[Data entries]
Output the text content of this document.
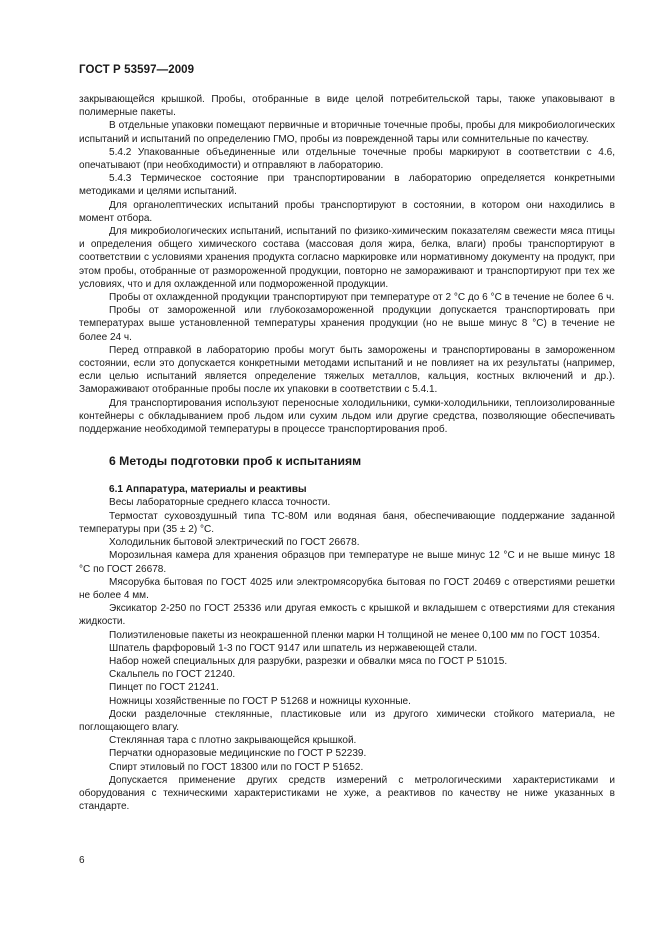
ГОСТ Р 53597—2009

закрывающейся крышкой. Пробы, отобранные в виде целой потребительской тары, также упаковывают в полимерные пакеты.

В отдельные упаковки помещают первичные и вторичные точечные пробы, пробы для микробиологических испытаний и испытаний по определению ГМО, пробы из поврежденной тары или сомнительные по качеству.

5.4.2 Упакованные объединенные или отдельные точечные пробы маркируют в соответствии с 4.6, опечатывают (при необходимости) и отправляют в лабораторию.

5.4.3 Термическое состояние при транспортировании в лабораторию определяется конкретными методиками и целями испытаний.

Для органолептических испытаний пробы транспортируют в состоянии, в котором они находились в момент отбора.

Для микробиологических испытаний, испытаний по физико-химическим показателям свежести мяса птицы и определения общего химического состава (массовая доля жира, белка, влаги) пробы транспортируют в соответствии с условиями хранения продукта согласно маркировке или нормативному документу на продукт, при этом пробы, отобранные от размороженной продукции, повторно не замораживают и транспортируют при тех же условиях, что и для охлажденной или подмороженной продукции.

Пробы от охлажденной продукции транспортируют при температуре от 2 °С до 6 °С в течение не более 6 ч.

Пробы от замороженной или глубокозамороженной продукции допускается транспортировать при температурах выше установленной температуры хранения продукции (но не выше минус 8 °С) в течение не более 24 ч.

Перед отправкой в лабораторию пробы могут быть заморожены и транспортированы в замороженном состоянии, если это допускается конкретными методами испытаний и не повлияет на их результаты (например, если целью испытаний является определение тяжелых металлов, кальция, костных включений и др.). Замораживают отобранные пробы после их упаковки в соответствии с 5.4.1.

Для транспортирования используют переносные холодильники, сумки-холодильники, теплоизолированные контейнеры с обкладыванием проб льдом или сухим льдом или другие средства, позволяющие обеспечивать поддержание необходимой температуры в процессе транспортирования проб.

6 Методы подготовки проб к испытаниям

6.1 Аппаратура, материалы и реактивы

Весы лабораторные среднего класса точности.

Термостат суховоздушный типа ТС-80М или водяная баня, обеспечивающие поддержание заданной температуры при (35 ± 2) °С.

Холодильник бытовой электрический по ГОСТ 26678.

Морозильная камера для хранения образцов при температуре не выше минус 12 °С и не выше минус 18 °С по ГОСТ 26678.

Мясорубка бытовая по ГОСТ 4025 или электромясорубка бытовая по ГОСТ 20469 с отверстиями решетки не более 4 мм.

Эксикатор 2-250 по ГОСТ 25336 или другая емкость с крышкой и вкладышем с отверстиями для стекания жидкости.

Полиэтиленовые пакеты из неокрашенной пленки марки Н толщиной не менее 0,100 мм по ГОСТ 10354.

Шпатель фарфоровый 1-3 по ГОСТ 9147 или шпатель из нержавеющей стали.

Набор ножей специальных для разрубки, разрезки и обвалки мяса по ГОСТ Р 51015.

Скальпель по ГОСТ 21240.

Пинцет по ГОСТ 21241.

Ножницы хозяйственные по ГОСТ Р 51268 и ножницы кухонные.

Доски разделочные стеклянные, пластиковые или из другого химически стойкого материала, не поглощающего влагу.

Стеклянная тара с плотно закрывающейся крышкой.

Перчатки одноразовые медицинские по ГОСТ Р 52239.

Спирт этиловый по ГОСТ 18300 или по ГОСТ Р 51652.

Допускается применение других средств измерений с метрологическими характеристиками и оборудования с техническими характеристиками не хуже, а реактивов по качеству не ниже указанных в стандарте.

6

GIVEN EXERCISE: Every entry should be returned exactly as written, minus the pictures.

OUTPUT FOR THIS EXERCISE:
Output the text content of this document.
ГОСТ Р 53597—2009

закрывающейся крышкой. Пробы, отобранные в виде целой потребительской тары, также упаковывают в полимерные пакеты.

В отдельные упаковки помещают первичные и вторичные точечные пробы, пробы для микробиологических испытаний и испытаний по определению ГМО, пробы из поврежденной тары или сомнительные по качеству.

5.4.2 Упакованные объединенные или отдельные точечные пробы маркируют в соответствии с 4.6, опечатывают (при необходимости) и отправляют в лабораторию.

5.4.3 Термическое состояние при транспортировании в лабораторию определяется конкретными методиками и целями испытаний.

Для органолептических испытаний пробы транспортируют в состоянии, в котором они находились в момент отбора.

Для микробиологических испытаний, испытаний по физико-химическим показателям свежести мяса птицы и определения общего химического состава (массовая доля жира, белка, влаги) пробы транспортируют в соответствии с условиями хранения продукта согласно маркировке или нормативному документу на продукт, при этом пробы, отобранные от размороженной продукции, повторно не замораживают и транспортируют при тех же условиях, что и для охлажденной или подмороженной продукции.

Пробы от охлажденной продукции транспортируют при температуре от 2 °С до 6 °С в течение не более 6 ч.

Пробы от замороженной или глубокозамороженной продукции допускается транспортировать при температурах выше установленной температуры хранения продукции (но не выше минус 8 °С) в течение не более 24 ч.

Перед отправкой в лабораторию пробы могут быть заморожены и транспортированы в замороженном состоянии, если это допускается конкретными методами испытаний и не повлияет на их результаты (например, если целью испытаний является определение тяжелых металлов, кальция, костных включений и др.). Замораживают отобранные пробы после их упаковки в соответствии с 5.4.1.

Для транспортирования используют переносные холодильники, сумки-холодильники, теплоизолированные контейнеры с обкладыванием проб льдом или сухим льдом или другие средства, позволяющие обеспечивать поддержание необходимой температуры в процессе транспортирования проб.

6 Методы подготовки проб к испытаниям

6.1 Аппаратура, материалы и реактивы

Весы лабораторные среднего класса точности.

Термостат суховоздушный типа ТС-80М или водяная баня, обеспечивающие поддержание заданной температуры при (35 ± 2) °С.

Холодильник бытовой электрический по ГОСТ 26678.

Морозильная камера для хранения образцов при температуре не выше минус 12 °С и не выше минус 18 °С по ГОСТ 26678.

Мясорубка бытовая по ГОСТ 4025 или электромясорубка бытовая по ГОСТ 20469 с отверстиями решетки не более 4 мм.

Эксикатор 2-250 по ГОСТ 25336 или другая емкость с крышкой и вкладышем с отверстиями для стекания жидкости.

Полиэтиленовые пакеты из неокрашенной пленки марки Н толщиной не менее 0,100 мм по ГОСТ 10354.

Шпатель фарфоровый 1-3 по ГОСТ 9147 или шпатель из нержавеющей стали.

Набор ножей специальных для разрубки, разрезки и обвалки мяса по ГОСТ Р 51015.

Скальпель по ГОСТ 21240.

Пинцет по ГОСТ 21241.

Ножницы хозяйственные по ГОСТ Р 51268 и ножницы кухонные.

Доски разделочные стеклянные, пластиковые или из другого химически стойкого материала, не поглощающего влагу.

Стеклянная тара с плотно закрывающейся крышкой.

Перчатки одноразовые медицинские по ГОСТ Р 52239.

Спирт этиловый по ГОСТ 18300 или по ГОСТ Р 51652.

Допускается применение других средств измерений с метрологическими характеристиками и оборудования с техническими характеристиками не хуже, а реактивов по качеству не ниже указанных в стандарте.

6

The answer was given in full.